Dataset entries:
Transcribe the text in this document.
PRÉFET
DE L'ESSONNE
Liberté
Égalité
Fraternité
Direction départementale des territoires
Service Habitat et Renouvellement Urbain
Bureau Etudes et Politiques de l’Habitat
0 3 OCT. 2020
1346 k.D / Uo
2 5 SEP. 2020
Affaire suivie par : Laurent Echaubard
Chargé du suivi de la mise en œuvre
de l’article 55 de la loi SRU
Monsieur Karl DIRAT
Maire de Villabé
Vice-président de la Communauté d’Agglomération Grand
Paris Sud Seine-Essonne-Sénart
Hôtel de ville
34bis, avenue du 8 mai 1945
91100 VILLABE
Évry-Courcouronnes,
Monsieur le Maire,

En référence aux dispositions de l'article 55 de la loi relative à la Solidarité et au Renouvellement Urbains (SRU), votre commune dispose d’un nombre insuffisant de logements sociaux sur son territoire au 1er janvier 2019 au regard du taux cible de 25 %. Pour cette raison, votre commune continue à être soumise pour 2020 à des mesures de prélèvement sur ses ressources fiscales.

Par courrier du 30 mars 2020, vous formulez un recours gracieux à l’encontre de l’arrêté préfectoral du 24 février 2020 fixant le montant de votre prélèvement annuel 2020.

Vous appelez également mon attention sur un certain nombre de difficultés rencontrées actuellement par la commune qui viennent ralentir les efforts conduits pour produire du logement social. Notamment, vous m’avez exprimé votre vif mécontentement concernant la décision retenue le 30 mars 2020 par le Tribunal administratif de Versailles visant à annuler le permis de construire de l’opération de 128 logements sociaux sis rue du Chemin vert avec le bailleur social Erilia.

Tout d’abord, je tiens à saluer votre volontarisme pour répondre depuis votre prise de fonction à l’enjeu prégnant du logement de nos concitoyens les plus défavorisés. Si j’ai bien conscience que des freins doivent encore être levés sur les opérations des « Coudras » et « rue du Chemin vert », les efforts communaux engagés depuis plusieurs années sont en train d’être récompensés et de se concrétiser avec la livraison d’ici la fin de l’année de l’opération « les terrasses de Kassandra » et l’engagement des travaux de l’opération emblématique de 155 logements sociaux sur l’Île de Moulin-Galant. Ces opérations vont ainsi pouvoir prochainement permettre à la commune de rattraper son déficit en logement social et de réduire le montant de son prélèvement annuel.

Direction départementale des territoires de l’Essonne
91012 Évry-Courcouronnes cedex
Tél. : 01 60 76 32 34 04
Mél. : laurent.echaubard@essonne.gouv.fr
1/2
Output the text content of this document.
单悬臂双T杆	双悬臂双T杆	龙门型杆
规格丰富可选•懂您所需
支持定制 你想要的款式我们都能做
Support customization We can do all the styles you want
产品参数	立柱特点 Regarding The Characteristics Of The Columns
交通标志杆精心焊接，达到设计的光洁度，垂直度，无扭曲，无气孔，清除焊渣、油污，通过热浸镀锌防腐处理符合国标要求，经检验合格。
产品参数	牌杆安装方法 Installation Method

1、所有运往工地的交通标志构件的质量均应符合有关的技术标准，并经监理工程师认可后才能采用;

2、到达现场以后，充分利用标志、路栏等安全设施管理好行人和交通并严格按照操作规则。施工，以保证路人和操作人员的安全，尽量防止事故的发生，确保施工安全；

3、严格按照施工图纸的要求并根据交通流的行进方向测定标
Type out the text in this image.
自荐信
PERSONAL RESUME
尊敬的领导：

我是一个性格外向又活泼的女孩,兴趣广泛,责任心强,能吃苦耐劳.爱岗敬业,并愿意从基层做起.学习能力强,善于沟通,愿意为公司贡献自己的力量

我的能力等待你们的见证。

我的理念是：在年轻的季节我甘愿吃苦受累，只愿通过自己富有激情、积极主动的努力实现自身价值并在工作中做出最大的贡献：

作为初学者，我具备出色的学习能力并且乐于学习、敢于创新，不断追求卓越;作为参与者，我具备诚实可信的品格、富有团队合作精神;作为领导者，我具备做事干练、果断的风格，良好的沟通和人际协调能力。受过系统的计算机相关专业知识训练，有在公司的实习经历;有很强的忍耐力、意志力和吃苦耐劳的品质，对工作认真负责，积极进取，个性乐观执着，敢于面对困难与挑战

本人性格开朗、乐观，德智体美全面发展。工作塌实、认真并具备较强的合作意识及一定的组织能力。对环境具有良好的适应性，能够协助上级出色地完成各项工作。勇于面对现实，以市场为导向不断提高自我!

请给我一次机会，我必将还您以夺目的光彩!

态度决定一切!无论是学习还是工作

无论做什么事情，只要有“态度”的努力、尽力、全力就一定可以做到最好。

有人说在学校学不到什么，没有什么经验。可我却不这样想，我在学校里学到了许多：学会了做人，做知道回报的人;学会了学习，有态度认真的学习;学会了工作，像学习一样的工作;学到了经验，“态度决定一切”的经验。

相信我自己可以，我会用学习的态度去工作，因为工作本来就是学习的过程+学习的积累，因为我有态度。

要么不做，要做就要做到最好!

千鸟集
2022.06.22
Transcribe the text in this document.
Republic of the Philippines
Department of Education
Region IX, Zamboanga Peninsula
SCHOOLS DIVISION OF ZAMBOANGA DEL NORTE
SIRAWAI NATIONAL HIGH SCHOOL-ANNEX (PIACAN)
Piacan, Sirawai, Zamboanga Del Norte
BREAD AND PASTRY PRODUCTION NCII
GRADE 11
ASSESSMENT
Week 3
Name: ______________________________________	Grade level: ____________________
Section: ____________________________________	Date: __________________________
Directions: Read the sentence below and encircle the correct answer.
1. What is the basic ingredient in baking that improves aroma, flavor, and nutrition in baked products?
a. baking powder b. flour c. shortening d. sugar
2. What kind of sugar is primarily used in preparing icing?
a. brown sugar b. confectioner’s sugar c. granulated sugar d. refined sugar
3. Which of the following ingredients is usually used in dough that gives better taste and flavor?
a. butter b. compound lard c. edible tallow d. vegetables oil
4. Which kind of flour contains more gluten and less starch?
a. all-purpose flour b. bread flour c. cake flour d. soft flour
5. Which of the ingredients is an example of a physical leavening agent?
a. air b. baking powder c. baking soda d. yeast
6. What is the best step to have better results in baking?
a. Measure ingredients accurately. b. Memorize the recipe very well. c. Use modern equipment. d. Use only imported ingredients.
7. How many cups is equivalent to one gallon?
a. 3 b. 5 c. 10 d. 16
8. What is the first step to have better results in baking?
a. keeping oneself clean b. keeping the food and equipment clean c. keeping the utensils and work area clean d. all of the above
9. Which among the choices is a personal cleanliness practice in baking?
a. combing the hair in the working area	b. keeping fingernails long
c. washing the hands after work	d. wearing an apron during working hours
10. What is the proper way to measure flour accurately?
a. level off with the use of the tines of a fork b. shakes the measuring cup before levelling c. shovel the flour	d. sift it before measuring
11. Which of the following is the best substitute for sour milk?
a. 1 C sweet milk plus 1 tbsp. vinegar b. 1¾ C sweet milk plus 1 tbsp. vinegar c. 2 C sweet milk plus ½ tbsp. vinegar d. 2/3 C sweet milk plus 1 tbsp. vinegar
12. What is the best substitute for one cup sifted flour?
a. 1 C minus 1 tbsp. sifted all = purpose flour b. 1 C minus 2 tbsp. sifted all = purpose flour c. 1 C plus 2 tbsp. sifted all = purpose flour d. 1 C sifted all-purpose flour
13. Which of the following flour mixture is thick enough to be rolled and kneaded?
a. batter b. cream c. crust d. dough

## Job
Your task is to repeat every entry exactly.

## Result of the task
Transcribe the text in this document.
PRÉFET
DE L'ESSONNE
Liberté
Égalité
Fraternité
Direction départementale des territoires
Service Habitat et Renouvellement Urbain
Bureau Etudes et Politiques de l’Habitat
0 3 OCT. 2020
1346 k.D / Uo
2 5 SEP. 2020
Affaire suivie par : Laurent Echaubard
Chargé du suivi de la mise en œuvre
de l’article 55 de la loi SRU
Monsieur Karl DIRAT
Maire de Villabé
Vice-président de la Communauté d’Agglomération Grand
Paris Sud Seine-Essonne-Sénart
Hôtel de ville
34bis, avenue du 8 mai 1945
91100 VILLABE
Évry-Courcouronnes,
Monsieur le Maire,

En référence aux dispositions de l'article 55 de la loi relative à la Solidarité et au Renouvellement Urbains (SRU), votre commune dispose d’un nombre insuffisant de logements sociaux sur son territoire au 1er janvier 2019 au regard du taux cible de 25 %. Pour cette raison, votre commune continue à être soumise pour 2020 à des mesures de prélèvement sur ses ressources fiscales.

Par courrier du 30 mars 2020, vous formulez un recours gracieux à l’encontre de l’arrêté préfectoral du 24 février 2020 fixant le montant de votre prélèvement annuel 2020.

Vous appelez également mon attention sur un certain nombre de difficultés rencontrées actuellement par la commune qui viennent ralentir les efforts conduits pour produire du logement social. Notamment, vous m’avez exprimé votre vif mécontentement concernant la décision retenue le 30 mars 2020 par le Tribunal administratif de Versailles visant à annuler le permis de construire de l’opération de 128 logements sociaux sis rue du Chemin vert avec le bailleur social Erilia.

Tout d’abord, je tiens à saluer votre volontarisme pour répondre depuis votre prise de fonction à l’enjeu prégnant du logement de nos concitoyens les plus défavorisés. Si j’ai bien conscience que des freins doivent encore être levés sur les opérations des « Coudras » et « rue du Chemin vert », les efforts communaux engagés depuis plusieurs années sont en train d’être récompensés et de se concrétiser avec la livraison d’ici la fin de l’année de l’opération « les terrasses de Kassandra » et l’engagement des travaux de l’opération emblématique de 155 logements sociaux sur l’Île de Moulin-Galant. Ces opérations vont ainsi pouvoir prochainement permettre à la commune de rattraper son déficit en logement social et de réduire le montant de son prélèvement annuel.

Direction départementale des territoires de l’Essonne
91012 Évry-Courcouronnes cedex
Tél. : 01 60 76 32 34 04
Mél. : laurent.echaubard@essonne.gouv.fr
1/2
Output the text content of this document.
单悬臂双T杆	双悬臂双T杆	龙门型杆
规格丰富可选•懂您所需
支持定制 你想要的款式我们都能做
Support customization We can do all the styles you want
产品参数	立柱特点 Regarding The Characteristics Of The Columns
交通标志杆精心焊接，达到设计的光洁度，垂直度，无扭曲，无气孔，清除焊渣、油污，通过热浸镀锌防腐处理符合国标要求，经检验合格。
产品参数	牌杆安装方法 Installation Method

1、所有运往工地的交通标志构件的质量均应符合有关的技术标准，并经监理工程师认可后才能采用;

2、到达现场以后，充分利用标志、路栏等安全设施管理好行人和交通并严格按照操作规则。施工，以保证路人和操作人员的安全，尽量防止事故的发生，确保施工安全；

3、严格按照施工图纸的要求并根据交通流的行进方向测定标
Type out the text in this image.
自荐信
PERSONAL RESUME
尊敬的领导：

我是一个性格外向又活泼的女孩,兴趣广泛,责任心强,能吃苦耐劳.爱岗敬业,并愿意从基层做起.学习能力强,善于沟通,愿意为公司贡献自己的力量

我的能力等待你们的见证。

我的理念是：在年轻的季节我甘愿吃苦受累，只愿通过自己富有激情、积极主动的努力实现自身价值并在工作中做出最大的贡献：

作为初学者，我具备出色的学习能力并且乐于学习、敢于创新，不断追求卓越;作为参与者，我具备诚实可信的品格、富有团队合作精神;作为领导者，我具备做事干练、果断的风格，良好的沟通和人际协调能力。受过系统的计算机相关专业知识训练，有在公司的实习经历;有很强的忍耐力、意志力和吃苦耐劳的品质，对工作认真负责，积极进取，个性乐观执着，敢于面对困难与挑战

本人性格开朗、乐观，德智体美全面发展。工作塌实、认真并具备较强的合作意识及一定的组织能力。对环境具有良好的适应性，能够协助上级出色地完成各项工作。勇于面对现实，以市场为导向不断提高自我!

请给我一次机会，我必将还您以夺目的光彩!

态度决定一切!无论是学习还是工作

无论做什么事情，只要有“态度”的努力、尽力、全力就一定可以做到最好。

有人说在学校学不到什么，没有什么经验。可我却不这样想，我在学校里学到了许多：学会了做人，做知道回报的人;学会了学习，有态度认真的学习;学会了工作，像学习一样的工作;学到了经验，“态度决定一切”的经验。

相信我自己可以，我会用学习的态度去工作，因为工作本来就是学习的过程+学习的积累，因为我有态度。

要么不做，要做就要做到最好!

千鸟集
2022.06.22
Transcribe the text in this document.
Republic of the Philippines
Department of Education
Region IX, Zamboanga Peninsula
SCHOOLS DIVISION OF ZAMBOANGA DEL NORTE
SIRAWAI NATIONAL HIGH SCHOOL-ANNEX (PIACAN)
Piacan, Sirawai, Zamboanga Del Norte
BREAD AND PASTRY PRODUCTION NCII
GRADE 11
ASSESSMENT
Week 3
Name: ______________________________________	Grade level: ____________________
Section: ____________________________________	Date: __________________________
Directions: Read the sentence below and encircle the correct answer.
1. What is the basic ingredient in baking that improves aroma, flavor, and nutrition in baked products?
a. baking powder b. flour c. shortening d. sugar
2. What kind of sugar is primarily used in preparing icing?
a. brown sugar b. confectioner’s sugar c. granulated sugar d. refined sugar
3. Which of the following ingredients is usually used in dough that gives better taste and flavor?
a. butter b. compound lard c. edible tallow d. vegetables oil
4. Which kind of flour contains more gluten and less starch?
a. all-purpose flour b. bread flour c. cake flour d. soft flour
5. Which of the ingredients is an example of a physical leavening agent?
a. air b. baking powder c. baking soda d. yeast
6. What is the best step to have better results in baking?
a. Measure ingredients accurately. b. Memorize the recipe very well. c. Use modern equipment. d. Use only imported ingredients.
7. How many cups is equivalent to one gallon?
a. 3 b. 5 c. 10 d. 16
8. What is the first step to have better results in baking?
a. keeping oneself clean b. keeping the food and equipment clean c. keeping the utensils and work area clean d. all of the above
9. Which among the choices is a personal cleanliness practice in baking?
a. combing the hair in the working area	b. keeping fingernails long
c. washing the hands after work	d. wearing an apron during working hours
10. What is the proper way to measure flour accurately?
a. level off with the use of the tines of a fork b. shakes the measuring cup before levelling c. shovel the flour	d. sift it before measuring
11. Which of the following is the best substitute for sour milk?
a. 1 C sweet milk plus 1 tbsp. vinegar b. 1¾ C sweet milk plus 1 tbsp. vinegar c. 2 C sweet milk plus ½ tbsp. vinegar d. 2/3 C sweet milk plus 1 tbsp. vinegar
12. What is the best substitute for one cup sifted flour?
a. 1 C minus 1 tbsp. sifted all = purpose flour b. 1 C minus 2 tbsp. sifted all = purpose flour c. 1 C plus 2 tbsp. sifted all = purpose flour d. 1 C sifted all-purpose flour
13. Which of the following flour mixture is thick enough to be rolled and kneaded?
a. batter b. cream c. crust d. dough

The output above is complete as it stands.